* **SET EXERCISE**
Of all the lines in the records, how many hold the word "City"? Answer with the number only.

* Start MATERIAL SHOWN *

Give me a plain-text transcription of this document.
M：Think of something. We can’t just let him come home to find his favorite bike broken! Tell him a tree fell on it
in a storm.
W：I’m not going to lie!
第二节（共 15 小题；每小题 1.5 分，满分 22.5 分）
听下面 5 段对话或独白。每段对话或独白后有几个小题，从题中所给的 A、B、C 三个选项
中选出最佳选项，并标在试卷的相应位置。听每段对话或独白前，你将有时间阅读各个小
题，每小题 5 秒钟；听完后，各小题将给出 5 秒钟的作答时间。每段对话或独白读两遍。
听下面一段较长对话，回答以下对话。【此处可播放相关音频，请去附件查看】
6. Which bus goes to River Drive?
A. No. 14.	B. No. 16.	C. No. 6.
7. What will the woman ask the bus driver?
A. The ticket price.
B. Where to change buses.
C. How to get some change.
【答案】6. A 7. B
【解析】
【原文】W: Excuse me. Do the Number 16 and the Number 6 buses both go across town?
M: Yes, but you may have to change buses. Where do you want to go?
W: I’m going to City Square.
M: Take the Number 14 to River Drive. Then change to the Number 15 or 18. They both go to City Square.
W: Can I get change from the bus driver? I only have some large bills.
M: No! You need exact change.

* End MATERIAL SHOWN *

* **RESPONSE TO THIS TASK**
2